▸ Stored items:
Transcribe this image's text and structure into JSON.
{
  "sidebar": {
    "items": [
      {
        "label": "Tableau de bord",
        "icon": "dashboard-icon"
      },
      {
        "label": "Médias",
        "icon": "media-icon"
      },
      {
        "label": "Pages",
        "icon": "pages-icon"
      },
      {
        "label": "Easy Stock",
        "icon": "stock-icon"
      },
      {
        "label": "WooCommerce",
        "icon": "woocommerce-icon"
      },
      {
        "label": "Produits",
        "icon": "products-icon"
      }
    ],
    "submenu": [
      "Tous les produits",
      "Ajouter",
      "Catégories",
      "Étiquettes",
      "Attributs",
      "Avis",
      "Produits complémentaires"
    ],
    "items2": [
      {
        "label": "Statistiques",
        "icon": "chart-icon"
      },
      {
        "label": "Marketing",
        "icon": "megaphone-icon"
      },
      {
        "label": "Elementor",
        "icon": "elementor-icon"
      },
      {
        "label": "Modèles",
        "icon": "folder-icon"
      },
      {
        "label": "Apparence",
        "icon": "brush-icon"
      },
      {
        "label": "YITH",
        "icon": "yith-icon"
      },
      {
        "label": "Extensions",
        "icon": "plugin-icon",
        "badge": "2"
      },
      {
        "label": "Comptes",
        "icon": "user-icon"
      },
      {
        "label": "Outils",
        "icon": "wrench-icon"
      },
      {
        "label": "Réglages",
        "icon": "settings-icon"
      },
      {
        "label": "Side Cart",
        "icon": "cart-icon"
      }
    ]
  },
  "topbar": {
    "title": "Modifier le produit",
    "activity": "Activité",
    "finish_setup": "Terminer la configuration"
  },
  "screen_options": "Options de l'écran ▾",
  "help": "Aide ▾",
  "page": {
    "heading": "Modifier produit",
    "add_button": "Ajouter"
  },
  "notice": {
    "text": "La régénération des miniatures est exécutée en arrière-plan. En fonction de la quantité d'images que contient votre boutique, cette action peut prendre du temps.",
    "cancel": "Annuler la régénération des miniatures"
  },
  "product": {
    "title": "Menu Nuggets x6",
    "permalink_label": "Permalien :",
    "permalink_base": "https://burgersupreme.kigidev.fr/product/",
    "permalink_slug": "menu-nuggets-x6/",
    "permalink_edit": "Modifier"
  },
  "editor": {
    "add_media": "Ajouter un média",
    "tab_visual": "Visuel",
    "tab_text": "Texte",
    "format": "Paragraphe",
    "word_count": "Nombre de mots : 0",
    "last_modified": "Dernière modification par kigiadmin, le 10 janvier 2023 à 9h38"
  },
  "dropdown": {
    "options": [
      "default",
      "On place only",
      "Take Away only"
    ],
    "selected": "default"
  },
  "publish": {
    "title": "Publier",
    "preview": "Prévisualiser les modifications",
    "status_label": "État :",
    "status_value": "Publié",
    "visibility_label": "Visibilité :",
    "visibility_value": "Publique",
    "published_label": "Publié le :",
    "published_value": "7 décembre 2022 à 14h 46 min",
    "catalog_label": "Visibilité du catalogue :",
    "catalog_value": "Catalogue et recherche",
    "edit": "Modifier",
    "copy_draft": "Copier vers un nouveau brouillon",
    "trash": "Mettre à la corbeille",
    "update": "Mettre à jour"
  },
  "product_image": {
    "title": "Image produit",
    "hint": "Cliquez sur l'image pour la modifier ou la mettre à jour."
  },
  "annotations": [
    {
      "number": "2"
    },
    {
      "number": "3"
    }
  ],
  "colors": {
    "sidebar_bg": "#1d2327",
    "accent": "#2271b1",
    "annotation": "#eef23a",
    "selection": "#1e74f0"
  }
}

▸ WHAT TO PRODUCE: Print every line of the records exactly. Omit nothing.

▸ ANSWER FOR THIS EXERCISE:
Transcribe this image's text and structure into JSON.
{
  "sidebar": {
    "items": [
      {
        "label": "Tableau de bord",
        "icon": "dashboard-icon"
      },
      {
        "label": "Médias",
        "icon": "media-icon"
      },
      {
        "label": "Pages",
        "icon": "pages-icon"
      },
      {
        "label": "Easy Stock",
        "icon": "stock-icon"
      },
      {
        "label": "WooCommerce",
        "icon": "woocommerce-icon"
      },
      {
        "label": "Produits",
        "icon": "products-icon"
      }
    ],
    "submenu": [
      "Tous les produits",
      "Ajouter",
      "Catégories",
      "Étiquettes",
      "Attributs",
      "Avis",
      "Produits complémentaires"
    ],
    "items2": [
      {
        "label": "Statistiques",
        "icon": "chart-icon"
      },
      {
        "label": "Marketing",
        "icon": "megaphone-icon"
      },
      {
        "label": "Elementor",
        "icon": "elementor-icon"
      },
      {
        "label": "Modèles",
        "icon": "folder-icon"
      },
      {
        "label": "Apparence",
        "icon": "brush-icon"
      },
      {
        "label": "YITH",
        "icon": "yith-icon"
      },
      {
        "label": "Extensions",
        "icon": "plugin-icon",
        "badge": "2"
      },
      {
        "label": "Comptes",
        "icon": "user-icon"
      },
      {
        "label": "Outils",
        "icon": "wrench-icon"
      },
      {
        "label": "Réglages",
        "icon": "settings-icon"
      },
      {
        "label": "Side Cart",
        "icon": "cart-icon"
      }
    ]
  },
  "topbar": {
    "title": "Modifier le produit",
    "activity": "Activité",
    "finish_setup": "Terminer la configuration"
  },
  "screen_options": "Options de l'écran ▾",
  "help": "Aide ▾",
  "page": {
    "heading": "Modifier produit",
    "add_button": "Ajouter"
  },
  "notice": {
    "text": "La régénération des miniatures est exécutée en arrière-plan. En fonction de la quantité d'images que contient votre boutique, cette action peut prendre du temps.",
    "cancel": "Annuler la régénération des miniatures"
  },
  "product": {
    "title": "Menu Nuggets x6",
    "permalink_label": "Permalien :",
    "permalink_base": "https://burgersupreme.kigidev.fr/product/",
    "permalink_slug": "menu-nuggets-x6/",
    "permalink_edit": "Modifier"
  },
  "editor": {
    "add_media": "Ajouter un média",
    "tab_visual": "Visuel",
    "tab_text": "Texte",
    "format": "Paragraphe",
    "word_count": "Nombre de mots : 0",
    "last_modified": "Dernière modification par kigiadmin, le 10 janvier 2023 à 9h38"
  },
  "dropdown": {
    "options": [
      "default",
      "On place only",
      "Take Away only"
    ],
    "selected": "default"
  },
  "publish": {
    "title": "Publier",
    "preview": "Prévisualiser les modifications",
    "status_label": "État :",
    "status_value": "Publié",
    "visibility_label": "Visibilité :",
    "visibility_value": "Publique",
    "published_label": "Publié le :",
    "published_value": "7 décembre 2022 à 14h 46 min",
    "catalog_label": "Visibilité du catalogue :",
    "catalog_value": "Catalogue et recherche",
    "edit": "Modifier",
    "copy_draft": "Copier vers un nouveau brouillon",
    "trash": "Mettre à la corbeille",
    "update": "Mettre à jour"
  },
  "product_image": {
    "title": "Image produit",
    "hint": "Cliquez sur l'image pour la modifier ou la mettre à jour."
  },
  "annotations": [
    {
      "number": "2"
    },
    {
      "number": "3"
    }
  ],
  "colors": {
    "sidebar_bg": "#1d2327",
    "accent": "#2271b1",
    "annotation": "#eef23a",
    "selection": "#1e74f0"
  }
}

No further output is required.